Record list:
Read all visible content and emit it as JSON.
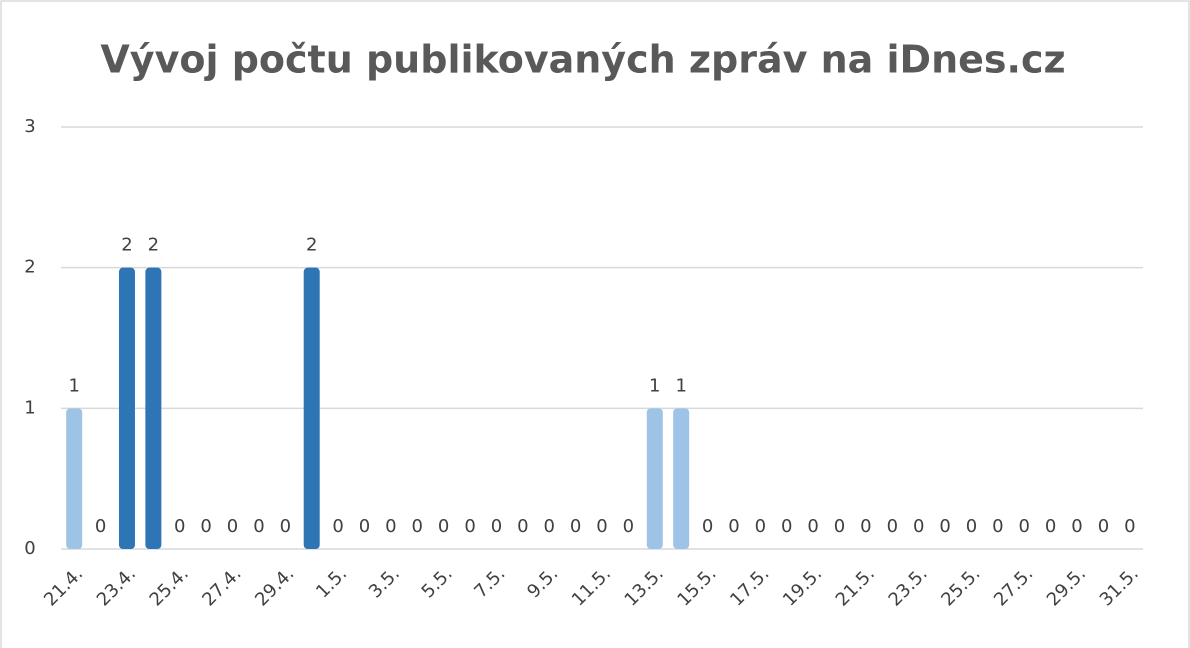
{
  "chart_data": {
    "type": "bar",
    "title": "Vývoj počtu publikovaných zpráv na iDnes.cz",
    "categories": [
      "21.4.",
      null,
      "23.4.",
      null,
      "25.4.",
      null,
      "27.4.",
      null,
      "29.4.",
      null,
      "1.5.",
      null,
      "3.5.",
      null,
      "5.5.",
      null,
      "7.5.",
      null,
      "9.5.",
      null,
      "11.5.",
      null,
      "13.5.",
      null,
      "15.5.",
      null,
      "17.5.",
      null,
      "19.5.",
      null,
      "21.5.",
      null,
      "23.5.",
      null,
      "25.5.",
      null,
      "27.5.",
      null,
      "29.5.",
      null,
      "31.5."
    ],
    "values": [
      1,
      0,
      2,
      2,
      0,
      0,
      0,
      0,
      0,
      2,
      0,
      0,
      0,
      0,
      0,
      0,
      0,
      0,
      0,
      0,
      0,
      0,
      1,
      1,
      0,
      0,
      0,
      0,
      0,
      0,
      0,
      0,
      0,
      0,
      0,
      0,
      0,
      0,
      0,
      0,
      0
    ],
    "colors": [
      "#9dc3e6",
      "#9dc3e6",
      "#2e75b6",
      "#2e75b6",
      "#9dc3e6",
      "#9dc3e6",
      "#9dc3e6",
      "#9dc3e6",
      "#9dc3e6",
      "#2e75b6",
      "#9dc3e6",
      "#9dc3e6",
      "#9dc3e6",
      "#9dc3e6",
      "#9dc3e6",
      "#9dc3e6",
      "#9dc3e6",
      "#9dc3e6",
      "#9dc3e6",
      "#9dc3e6",
      "#9dc3e6",
      "#9dc3e6",
      "#9dc3e6",
      "#9dc3e6",
      "#9dc3e6",
      "#9dc3e6",
      "#9dc3e6",
      "#9dc3e6",
      "#9dc3e6",
      "#9dc3e6",
      "#9dc3e6",
      "#9dc3e6",
      "#9dc3e6",
      "#9dc3e6",
      "#9dc3e6",
      "#9dc3e6",
      "#9dc3e6",
      "#9dc3e6",
      "#9dc3e6",
      "#9dc3e6",
      "#9dc3e6"
    ],
    "ylim": [
      0,
      3
    ],
    "yticks": [
      0,
      1,
      2,
      3
    ],
    "grid": true
  }
}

What to work on: Reproduce each line of the records exactly, and omit every picture.

Complete answer:
Read all visible content and emit it as JSON.
{
  "chart_data": {
    "type": "bar",
    "title": "Vývoj počtu publikovaných zpráv na iDnes.cz",
    "categories": [
      "21.4.",
      null,
      "23.4.",
      null,
      "25.4.",
      null,
      "27.4.",
      null,
      "29.4.",
      null,
      "1.5.",
      null,
      "3.5.",
      null,
      "5.5.",
      null,
      "7.5.",
      null,
      "9.5.",
      null,
      "11.5.",
      null,
      "13.5.",
      null,
      "15.5.",
      null,
      "17.5.",
      null,
      "19.5.",
      null,
      "21.5.",
      null,
      "23.5.",
      null,
      "25.5.",
      null,
      "27.5.",
      null,
      "29.5.",
      null,
      "31.5."
    ],
    "values": [
      1,
      0,
      2,
      2,
      0,
      0,
      0,
      0,
      0,
      2,
      0,
      0,
      0,
      0,
      0,
      0,
      0,
      0,
      0,
      0,
      0,
      0,
      1,
      1,
      0,
      0,
      0,
      0,
      0,
      0,
      0,
      0,
      0,
      0,
      0,
      0,
      0,
      0,
      0,
      0,
      0
    ],
    "colors": [
      "#9dc3e6",
      "#9dc3e6",
      "#2e75b6",
      "#2e75b6",
      "#9dc3e6",
      "#9dc3e6",
      "#9dc3e6",
      "#9dc3e6",
      "#9dc3e6",
      "#2e75b6",
      "#9dc3e6",
      "#9dc3e6",
      "#9dc3e6",
      "#9dc3e6",
      "#9dc3e6",
      "#9dc3e6",
      "#9dc3e6",
      "#9dc3e6",
      "#9dc3e6",
      "#9dc3e6",
      "#9dc3e6",
      "#9dc3e6",
      "#9dc3e6",
      "#9dc3e6",
      "#9dc3e6",
      "#9dc3e6",
      "#9dc3e6",
      "#9dc3e6",
      "#9dc3e6",
      "#9dc3e6",
      "#9dc3e6",
      "#9dc3e6",
      "#9dc3e6",
      "#9dc3e6",
      "#9dc3e6",
      "#9dc3e6",
      "#9dc3e6",
      "#9dc3e6",
      "#9dc3e6",
      "#9dc3e6",
      "#9dc3e6"
    ],
    "ylim": [
      0,
      3
    ],
    "yticks": [
      0,
      1,
      2,
      3
    ],
    "grid": true
  }
}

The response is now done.